§ **To do**
Reproduce each line unchanged, starting at the line containing "book-page: 비공개로 설정한" and ending at the line containing "add-user-button[interactable]: Add User", both included.

§ **Source material**

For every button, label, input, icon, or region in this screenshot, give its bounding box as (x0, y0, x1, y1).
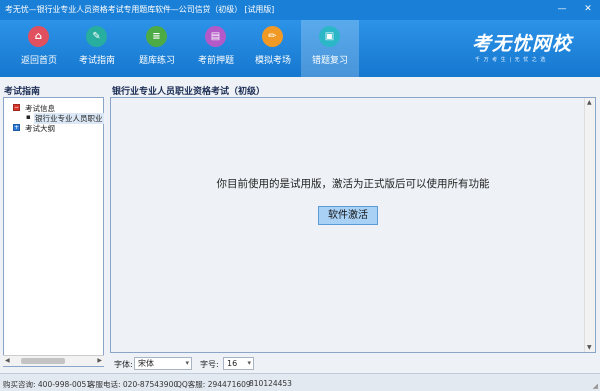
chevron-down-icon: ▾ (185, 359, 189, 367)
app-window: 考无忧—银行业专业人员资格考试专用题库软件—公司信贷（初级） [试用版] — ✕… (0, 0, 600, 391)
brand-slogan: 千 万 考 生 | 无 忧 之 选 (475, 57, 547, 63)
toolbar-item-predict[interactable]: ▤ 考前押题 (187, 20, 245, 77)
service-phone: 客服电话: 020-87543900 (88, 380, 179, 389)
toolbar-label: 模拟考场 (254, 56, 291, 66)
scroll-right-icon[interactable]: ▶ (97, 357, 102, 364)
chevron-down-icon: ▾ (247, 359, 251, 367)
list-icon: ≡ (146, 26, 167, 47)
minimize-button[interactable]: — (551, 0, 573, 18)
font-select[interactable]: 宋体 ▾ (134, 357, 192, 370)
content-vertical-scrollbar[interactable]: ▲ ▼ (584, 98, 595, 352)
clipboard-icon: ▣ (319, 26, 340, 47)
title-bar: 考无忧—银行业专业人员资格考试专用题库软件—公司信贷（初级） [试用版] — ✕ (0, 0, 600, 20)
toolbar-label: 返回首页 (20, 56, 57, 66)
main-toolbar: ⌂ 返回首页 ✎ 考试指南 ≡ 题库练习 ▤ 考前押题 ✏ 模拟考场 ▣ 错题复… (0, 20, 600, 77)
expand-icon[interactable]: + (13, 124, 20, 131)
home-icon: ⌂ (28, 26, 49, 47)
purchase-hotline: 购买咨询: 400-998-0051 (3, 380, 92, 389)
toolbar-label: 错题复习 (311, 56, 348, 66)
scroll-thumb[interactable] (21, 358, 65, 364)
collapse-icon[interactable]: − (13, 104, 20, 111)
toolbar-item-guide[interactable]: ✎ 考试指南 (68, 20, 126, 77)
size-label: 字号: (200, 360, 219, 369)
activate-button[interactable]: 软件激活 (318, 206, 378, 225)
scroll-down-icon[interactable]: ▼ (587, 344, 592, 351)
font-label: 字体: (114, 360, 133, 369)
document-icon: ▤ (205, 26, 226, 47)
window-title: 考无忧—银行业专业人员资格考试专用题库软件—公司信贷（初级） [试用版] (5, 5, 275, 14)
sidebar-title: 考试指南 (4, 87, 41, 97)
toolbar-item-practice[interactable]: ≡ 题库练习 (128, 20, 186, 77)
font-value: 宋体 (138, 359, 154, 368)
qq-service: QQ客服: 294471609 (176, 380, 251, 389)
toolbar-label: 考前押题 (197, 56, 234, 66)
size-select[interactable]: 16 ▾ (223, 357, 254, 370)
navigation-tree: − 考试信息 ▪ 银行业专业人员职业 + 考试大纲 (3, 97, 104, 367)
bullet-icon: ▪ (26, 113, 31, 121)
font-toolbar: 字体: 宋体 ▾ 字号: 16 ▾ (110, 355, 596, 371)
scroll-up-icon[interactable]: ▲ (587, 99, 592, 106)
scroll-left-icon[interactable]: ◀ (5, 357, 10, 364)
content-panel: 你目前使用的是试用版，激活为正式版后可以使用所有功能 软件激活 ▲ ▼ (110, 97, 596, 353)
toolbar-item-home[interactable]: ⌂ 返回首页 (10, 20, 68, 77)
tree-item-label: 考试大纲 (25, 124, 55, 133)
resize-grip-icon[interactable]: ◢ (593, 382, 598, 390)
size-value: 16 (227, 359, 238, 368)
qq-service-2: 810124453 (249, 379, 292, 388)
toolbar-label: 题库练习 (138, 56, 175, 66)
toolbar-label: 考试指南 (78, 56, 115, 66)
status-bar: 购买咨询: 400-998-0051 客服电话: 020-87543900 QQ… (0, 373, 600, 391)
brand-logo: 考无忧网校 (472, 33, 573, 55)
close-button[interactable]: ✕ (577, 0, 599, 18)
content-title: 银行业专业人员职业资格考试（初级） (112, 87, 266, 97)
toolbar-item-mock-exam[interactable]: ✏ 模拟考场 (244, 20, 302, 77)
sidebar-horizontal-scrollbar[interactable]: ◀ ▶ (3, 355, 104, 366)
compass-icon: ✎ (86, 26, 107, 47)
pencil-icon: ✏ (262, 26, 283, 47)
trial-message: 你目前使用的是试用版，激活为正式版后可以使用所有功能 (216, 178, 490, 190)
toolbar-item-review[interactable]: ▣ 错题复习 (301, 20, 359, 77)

* * *

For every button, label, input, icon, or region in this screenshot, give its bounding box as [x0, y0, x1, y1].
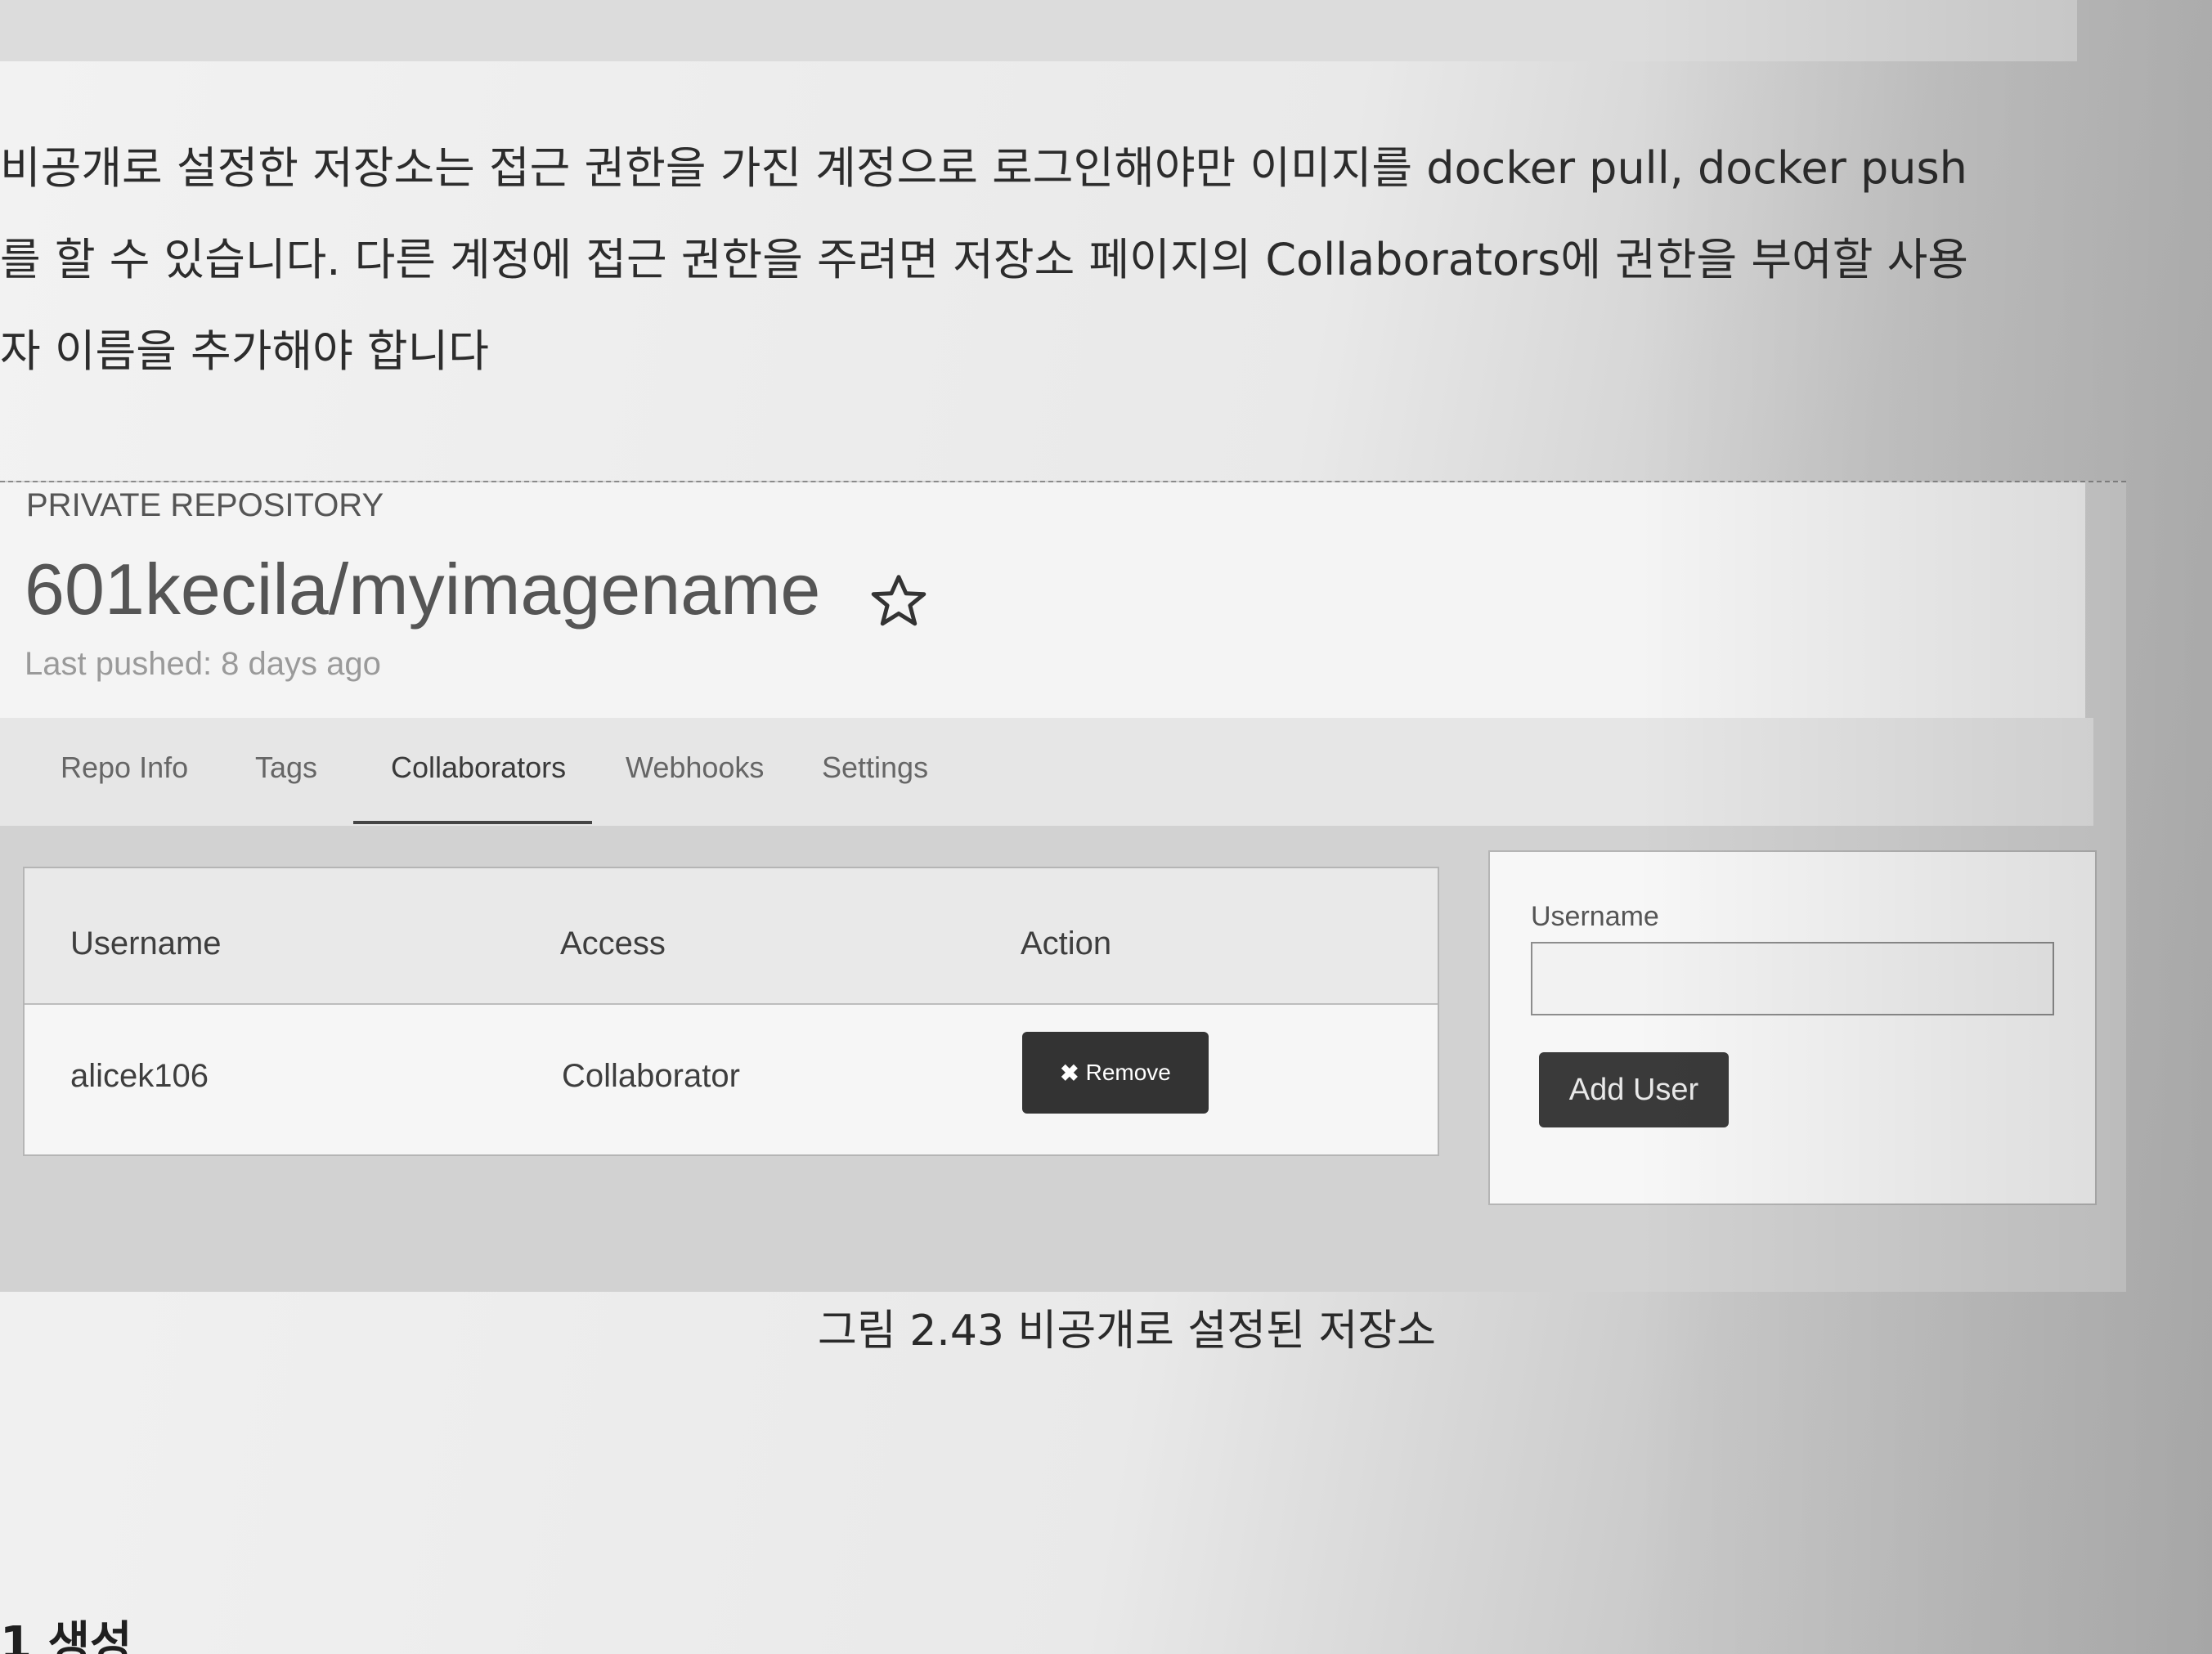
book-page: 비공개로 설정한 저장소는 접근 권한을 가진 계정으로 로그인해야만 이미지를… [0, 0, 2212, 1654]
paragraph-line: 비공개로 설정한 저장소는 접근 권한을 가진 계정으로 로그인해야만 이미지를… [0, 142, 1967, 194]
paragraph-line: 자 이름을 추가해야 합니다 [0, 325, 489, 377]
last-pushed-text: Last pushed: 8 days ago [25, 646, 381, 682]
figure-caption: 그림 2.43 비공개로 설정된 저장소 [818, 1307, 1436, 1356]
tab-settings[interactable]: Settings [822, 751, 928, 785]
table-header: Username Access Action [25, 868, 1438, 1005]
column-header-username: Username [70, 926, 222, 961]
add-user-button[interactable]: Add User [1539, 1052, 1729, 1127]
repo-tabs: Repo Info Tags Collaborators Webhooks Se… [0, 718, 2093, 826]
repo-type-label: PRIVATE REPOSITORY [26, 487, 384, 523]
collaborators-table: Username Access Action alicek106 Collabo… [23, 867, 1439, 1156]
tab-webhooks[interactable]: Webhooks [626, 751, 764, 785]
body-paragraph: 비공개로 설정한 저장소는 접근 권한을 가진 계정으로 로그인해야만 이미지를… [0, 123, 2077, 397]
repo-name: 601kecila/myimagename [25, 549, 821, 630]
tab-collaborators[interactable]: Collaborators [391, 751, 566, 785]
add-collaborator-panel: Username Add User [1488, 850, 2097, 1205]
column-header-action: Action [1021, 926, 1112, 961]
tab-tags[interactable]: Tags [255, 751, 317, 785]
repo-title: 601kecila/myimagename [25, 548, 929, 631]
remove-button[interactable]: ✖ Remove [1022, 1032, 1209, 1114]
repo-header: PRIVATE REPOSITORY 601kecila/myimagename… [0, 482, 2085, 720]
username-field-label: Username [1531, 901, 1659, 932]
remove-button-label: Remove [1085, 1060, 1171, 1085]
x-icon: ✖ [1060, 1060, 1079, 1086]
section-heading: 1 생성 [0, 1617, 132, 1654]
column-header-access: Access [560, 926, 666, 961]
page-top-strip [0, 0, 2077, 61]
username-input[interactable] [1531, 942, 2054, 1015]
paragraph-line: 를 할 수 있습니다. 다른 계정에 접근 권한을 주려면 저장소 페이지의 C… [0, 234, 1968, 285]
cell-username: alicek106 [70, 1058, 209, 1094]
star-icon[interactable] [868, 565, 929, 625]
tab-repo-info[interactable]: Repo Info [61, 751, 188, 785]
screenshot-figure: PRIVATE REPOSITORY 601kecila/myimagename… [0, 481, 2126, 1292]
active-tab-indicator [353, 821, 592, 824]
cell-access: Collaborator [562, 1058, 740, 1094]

§ **Response below**
book-page: 비공개로 설정한 저장소는 접근 권한을 가진 계정으로 로그인해야만 이미지를… [0, 0, 2212, 1654]
paragraph-line: 비공개로 설정한 저장소는 접근 권한을 가진 계정으로 로그인해야만 이미지를… [0, 142, 1967, 194]
paragraph-line: 자 이름을 추가해야 합니다 [0, 325, 489, 377]
last-pushed-text: Last pushed: 8 days ago [25, 646, 381, 682]
figure-caption: 그림 2.43 비공개로 설정된 저장소 [818, 1307, 1436, 1356]
tab-settings[interactable]: Settings [822, 751, 928, 785]
table-header: Username Access Action [25, 868, 1438, 1005]
column-header-username: Username [70, 926, 222, 961]
add-user-button[interactable]: Add User [1539, 1052, 1729, 1127]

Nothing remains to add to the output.